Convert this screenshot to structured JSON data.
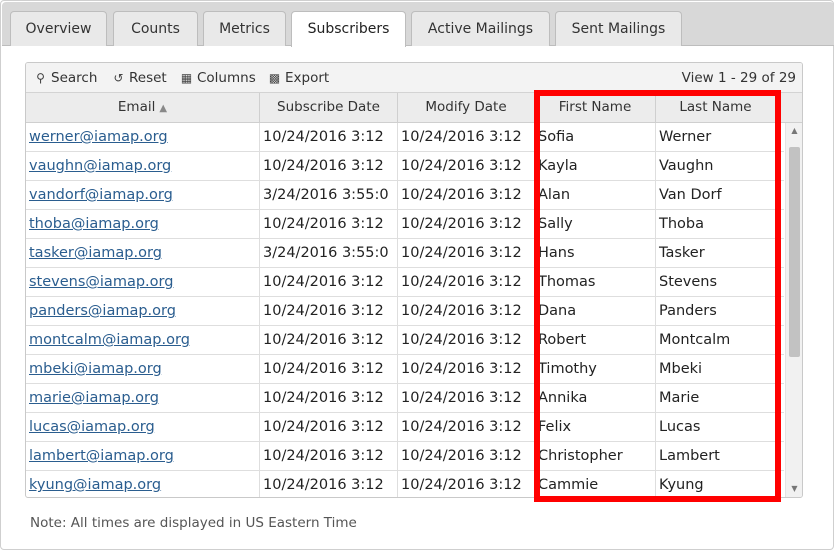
{
  "tabs": [
    {
      "label": "Overview"
    },
    {
      "label": "Counts"
    },
    {
      "label": "Metrics"
    },
    {
      "label": "Subscribers"
    },
    {
      "label": "Active Mailings"
    },
    {
      "label": "Sent Mailings"
    }
  ],
  "active_tab": "Subscribers",
  "toolbar": {
    "search_label": "Search",
    "reset_label": "Reset",
    "columns_label": "Columns",
    "export_label": "Export",
    "view_info": "View 1 - 29 of 29"
  },
  "columns": [
    "Email",
    "Subscribe Date",
    "Modify Date",
    "First Name",
    "Last Name"
  ],
  "rows": [
    {
      "email": "werner@iamap.org",
      "subscribe": "10/24/2016 3:12",
      "modify": "10/24/2016 3:12",
      "first": "Sofia",
      "last": "Werner"
    },
    {
      "email": "vaughn@iamap.org",
      "subscribe": "10/24/2016 3:12",
      "modify": "10/24/2016 3:12",
      "first": "Kayla",
      "last": "Vaughn"
    },
    {
      "email": "vandorf@iamap.org",
      "subscribe": "3/24/2016 3:55:0",
      "modify": "10/24/2016 3:12",
      "first": "Alan",
      "last": "Van Dorf"
    },
    {
      "email": "thoba@iamap.org",
      "subscribe": "10/24/2016 3:12",
      "modify": "10/24/2016 3:12",
      "first": "Sally",
      "last": "Thoba"
    },
    {
      "email": "tasker@iamap.org",
      "subscribe": "3/24/2016 3:55:0",
      "modify": "10/24/2016 3:12",
      "first": "Hans",
      "last": "Tasker"
    },
    {
      "email": "stevens@iamap.org",
      "subscribe": "10/24/2016 3:12",
      "modify": "10/24/2016 3:12",
      "first": "Thomas",
      "last": "Stevens"
    },
    {
      "email": "panders@iamap.org",
      "subscribe": "10/24/2016 3:12",
      "modify": "10/24/2016 3:12",
      "first": "Dana",
      "last": "Panders"
    },
    {
      "email": "montcalm@iamap.org",
      "subscribe": "10/24/2016 3:12",
      "modify": "10/24/2016 3:12",
      "first": "Robert",
      "last": "Montcalm"
    },
    {
      "email": "mbeki@iamap.org",
      "subscribe": "10/24/2016 3:12",
      "modify": "10/24/2016 3:12",
      "first": "Timothy",
      "last": "Mbeki"
    },
    {
      "email": "marie@iamap.org",
      "subscribe": "10/24/2016 3:12",
      "modify": "10/24/2016 3:12",
      "first": "Annika",
      "last": "Marie"
    },
    {
      "email": "lucas@iamap.org",
      "subscribe": "10/24/2016 3:12",
      "modify": "10/24/2016 3:12",
      "first": "Felix",
      "last": "Lucas"
    },
    {
      "email": "lambert@iamap.org",
      "subscribe": "10/24/2016 3:12",
      "modify": "10/24/2016 3:12",
      "first": "Christopher",
      "last": "Lambert"
    },
    {
      "email": "kyung@iamap.org",
      "subscribe": "10/24/2016 3:12",
      "modify": "10/24/2016 3:12",
      "first": "Cammie",
      "last": "Kyung"
    }
  ],
  "note": "Note: All times are displayed in US Eastern Time",
  "colors": {
    "link": "#2a5d8f",
    "highlight": "#ff0000",
    "tabbar": "#d8d8d8"
  },
  "icons": {
    "search": "search-icon",
    "reset": "reset-icon",
    "columns": "columns-icon",
    "export": "export-icon",
    "sort": "sort-icon"
  }
}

**Problem to work on:** Extract, from the listing above, every line where the string "Mailings" occurs.

**Solution:**
      "label": "Active Mailings"
      "label": "Sent Mailings"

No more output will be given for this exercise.